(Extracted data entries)
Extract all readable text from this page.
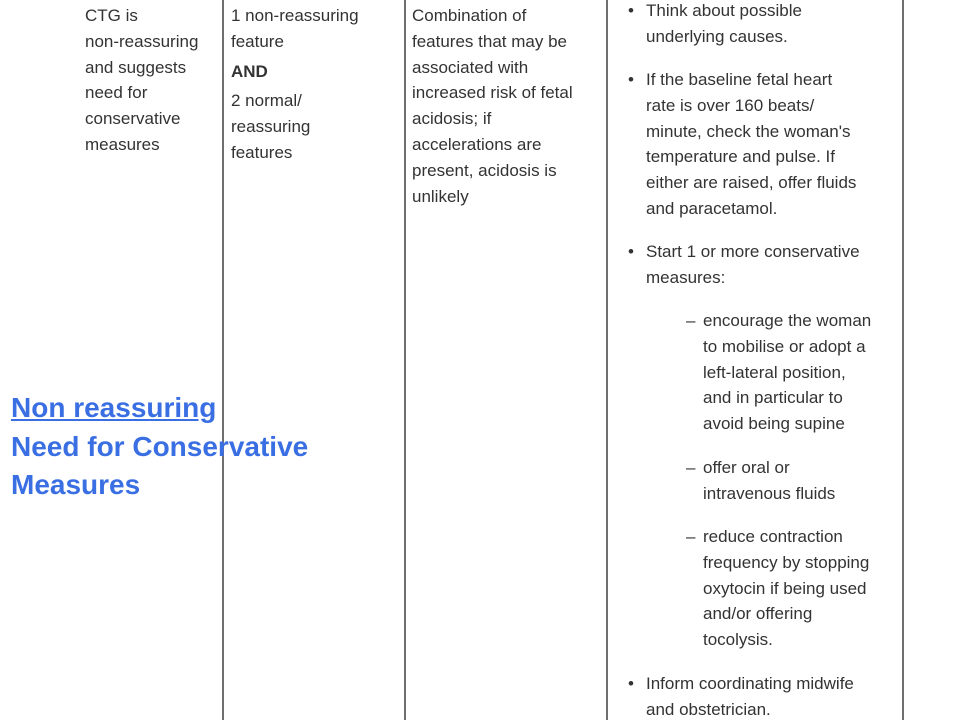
CTG is
non-reassuring
and suggests
need for
conservative
measures
1 non-reassuring
feature
AND
2 normal/
reassuring
features
Combination of
features that may be
associated with
increased risk of fetal
acidosis; if
accelerations are
present, acidosis is
unlikely
• Think about possible
underlying causes.
• If the baseline fetal heart
rate is over 160 beats/
minute, check the woman's
temperature and pulse. If
either are raised, offer fluids
and paracetamol.
• Start 1 or more conservative
measures:
– encourage the woman
to mobilise or adopt a
left-lateral position,
and in particular to
avoid being supine
– offer oral or
intravenous fluids
– reduce contraction
frequency by stopping
oxytocin if being used
and/or offering
tocolysis.
• Inform coordinating midwife
and obstetrician.
Non reassuring
Need for Conservative
Measures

Problem =
Quote the preceding records in their entirety, excluding every picture.

Written response =
Extract all readable text from this page.
CTG is
non-reassuring
and suggests
need for
conservative
measures
1 non-reassuring
feature
AND
2 normal/
reassuring
features
Combination of
features that may be
associated with
increased risk of fetal
acidosis; if
accelerations are
present, acidosis is
unlikely
• Think about possible
underlying causes.
• If the baseline fetal heart
rate is over 160 beats/
minute, check the woman's
temperature and pulse. If
either are raised, offer fluids
and paracetamol.
• Start 1 or more conservative
measures:
– encourage the woman
to mobilise or adopt a
left-lateral position,
and in particular to
avoid being supine
– offer oral or
intravenous fluids
– reduce contraction
frequency by stopping
oxytocin if being used
and/or offering
tocolysis.
• Inform coordinating midwife
and obstetrician.
Non reassuring
Need for Conservative
Measures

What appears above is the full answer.